● **Exercise materials**
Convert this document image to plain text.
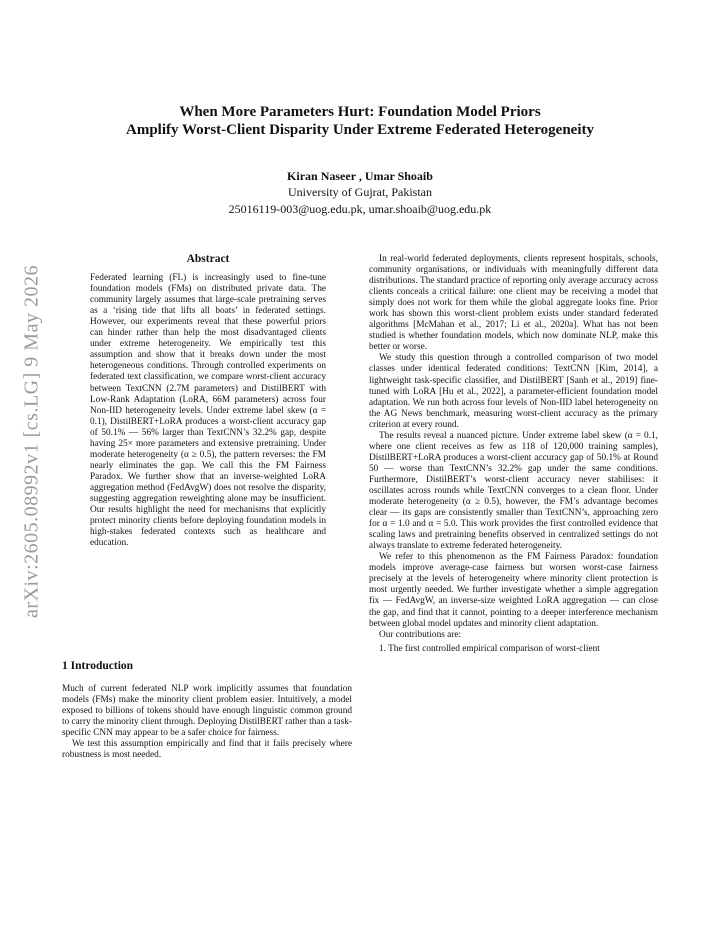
arXiv:2605.08992v1 [cs.LG] 9 May 2026

When More Parameters Hurt: Foundation Model Priors

Amplify Worst-Client Disparity Under Extreme Federated Heterogeneity

Kiran Naseer , Umar Shoaib
University of Gujrat, Pakistan
25016119-003@uog.edu.pk, umar.shoaib@uog.edu.pk
Abstract

Federated learning (FL) is increasingly used to fine-tune foundation models (FMs) on distributed private data. The community largely assumes that large-scale pretraining serves as a ‘rising tide that lifts all boats’ in federated settings. However, our experiments reveal that these powerful priors can hinder rather than help the most disadvantaged clients under extreme heterogeneity. We empirically test this assumption and show that it breaks down under the most heterogeneous conditions. Through controlled experiments on federated text classification, we compare worst-client accuracy between TextCNN (2.7M parameters) and DistilBERT with Low-Rank Adaptation (LoRA, 66M parameters) across four Non-IID heterogeneity levels. Under extreme label skew (α = 0.1), DistilBERT+LoRA produces a worst-client accuracy gap of 50.1% — 56% larger than TextCNN’s 32.2% gap, despite having 25× more parameters and extensive pretraining. Under moderate heterogeneity (α ≥ 0.5), the pattern reverses: the FM nearly eliminates the gap. We call this the FM Fairness Paradox. We further show that an inverse-weighted LoRA aggregation method (FedAvgW) does not resolve the disparity, suggesting aggregation reweighting alone may be insufficient. Our results highlight the need for mechanisms that explicitly protect minority clients before deploying foundation models in high-stakes federated contexts such as healthcare and education.

1 Introduction

Much of current federated NLP work implicitly assumes that foundation models (FMs) make the minority client problem easier. Intuitively, a model exposed to billions of tokens should have enough linguistic common ground to carry the minority client through. Deploying DistilBERT rather than a task-specific CNN may appear to be a safer choice for fairness.

We test this assumption empirically and find that it fails precisely where robustness is most needed.

In real-world federated deployments, clients represent hospitals, schools, community organisations, or individuals with meaningfully different data distributions. The standard practice of reporting only average accuracy across clients conceals a critical failure: one client may be receiving a model that simply does not work for them while the global aggregate looks fine. Prior work has shown this worst-client problem exists under standard federated algorithms [McMahan et al., 2017; Li et al., 2020a]. What has not been studied is whether foundation models, which now dominate NLP, make this better or worse.

We study this question through a controlled comparison of two model classes under identical federated conditions: TextCNN [Kim, 2014], a lightweight task-specific classifier, and DistilBERT [Sanh et al., 2019] fine-tuned with LoRA [Hu et al., 2022], a parameter-efficient foundation model adaptation. We run both across four levels of Non-IID label heterogeneity on the AG News benchmark, measuring worst-client accuracy as the primary criterion at every round.

The results reveal a nuanced picture. Under extreme label skew (α = 0.1, where one client receives as few as 118 of 120,000 training samples), DistilBERT+LoRA produces a worst-client accuracy gap of 50.1% at Round 50 — worse than TextCNN’s 32.2% gap under the same conditions. Furthermore, DistilBERT’s worst-client accuracy never stabilises: it oscillates across rounds while TextCNN converges to a clean floor. Under moderate heterogeneity (α ≥ 0.5), however, the FM’s advantage becomes clear — its gaps are consistently smaller than TextCNN’s, approaching zero for α = 1.0 and α = 5.0. This work provides the first controlled evidence that scaling laws and pretraining benefits observed in centralized settings do not always translate to extreme federated heterogeneity.

We refer to this phenomenon as the FM Fairness Paradox: foundation models improve average-case fairness but worsen worst-case fairness precisely at the levels of heterogeneity where minority client protection is most urgently needed. We further investigate whether a simple aggregation fix — FedAvgW, an inverse-size weighted LoRA aggregation — can close the gap, and find that it cannot, pointing to a deeper interference mechanism between global model updates and minority client adaptation.

Our contributions are:

1. The first controlled empirical comparison of worst-client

● **Problem details**
Repeat the material above verbatim. Leave the pictures behind.

● **Output for this task**
Convert this document image to plain text.
arXiv:2605.08992v1 [cs.LG] 9 May 2026

When More Parameters Hurt: Foundation Model Priors

Amplify Worst-Client Disparity Under Extreme Federated Heterogeneity

Kiran Naseer , Umar Shoaib
University of Gujrat, Pakistan
25016119-003@uog.edu.pk, umar.shoaib@uog.edu.pk
Abstract

Federated learning (FL) is increasingly used to fine-tune foundation models (FMs) on distributed private data. The community largely assumes that large-scale pretraining serves as a ‘rising tide that lifts all boats’ in federated settings. However, our experiments reveal that these powerful priors can hinder rather than help the most disadvantaged clients under extreme heterogeneity. We empirically test this assumption and show that it breaks down under the most heterogeneous conditions. Through controlled experiments on federated text classification, we compare worst-client accuracy between TextCNN (2.7M parameters) and DistilBERT with Low-Rank Adaptation (LoRA, 66M parameters) across four Non-IID heterogeneity levels. Under extreme label skew (α = 0.1), DistilBERT+LoRA produces a worst-client accuracy gap of 50.1% — 56% larger than TextCNN’s 32.2% gap, despite having 25× more parameters and extensive pretraining. Under moderate heterogeneity (α ≥ 0.5), the pattern reverses: the FM nearly eliminates the gap. We call this the FM Fairness Paradox. We further show that an inverse-weighted LoRA aggregation method (FedAvgW) does not resolve the disparity, suggesting aggregation reweighting alone may be insufficient. Our results highlight the need for mechanisms that explicitly protect minority clients before deploying foundation models in high-stakes federated contexts such as healthcare and education.

1 Introduction

Much of current federated NLP work implicitly assumes that foundation models (FMs) make the minority client problem easier. Intuitively, a model exposed to billions of tokens should have enough linguistic common ground to carry the minority client through. Deploying DistilBERT rather than a task-specific CNN may appear to be a safer choice for fairness.

We test this assumption empirically and find that it fails precisely where robustness is most needed.

In real-world federated deployments, clients represent hospitals, schools, community organisations, or individuals with meaningfully different data distributions. The standard practice of reporting only average accuracy across clients conceals a critical failure: one client may be receiving a model that simply does not work for them while the global aggregate looks fine. Prior work has shown this worst-client problem exists under standard federated algorithms [McMahan et al., 2017; Li et al., 2020a]. What has not been studied is whether foundation models, which now dominate NLP, make this better or worse.

We study this question through a controlled comparison of two model classes under identical federated conditions: TextCNN [Kim, 2014], a lightweight task-specific classifier, and DistilBERT [Sanh et al., 2019] fine-tuned with LoRA [Hu et al., 2022], a parameter-efficient foundation model adaptation. We run both across four levels of Non-IID label heterogeneity on the AG News benchmark, measuring worst-client accuracy as the primary criterion at every round.

The results reveal a nuanced picture. Under extreme label skew (α = 0.1, where one client receives as few as 118 of 120,000 training samples), DistilBERT+LoRA produces a worst-client accuracy gap of 50.1% at Round 50 — worse than TextCNN’s 32.2% gap under the same conditions. Furthermore, DistilBERT’s worst-client accuracy never stabilises: it oscillates across rounds while TextCNN converges to a clean floor. Under moderate heterogeneity (α ≥ 0.5), however, the FM’s advantage becomes clear — its gaps are consistently smaller than TextCNN’s, approaching zero for α = 1.0 and α = 5.0. This work provides the first controlled evidence that scaling laws and pretraining benefits observed in centralized settings do not always translate to extreme federated heterogeneity.

We refer to this phenomenon as the FM Fairness Paradox: foundation models improve average-case fairness but worsen worst-case fairness precisely at the levels of heterogeneity where minority client protection is most urgently needed. We further investigate whether a simple aggregation fix — FedAvgW, an inverse-size weighted LoRA aggregation — can close the gap, and find that it cannot, pointing to a deeper interference mechanism between global model updates and minority client adaptation.

Our contributions are:

1. The first controlled empirical comparison of worst-client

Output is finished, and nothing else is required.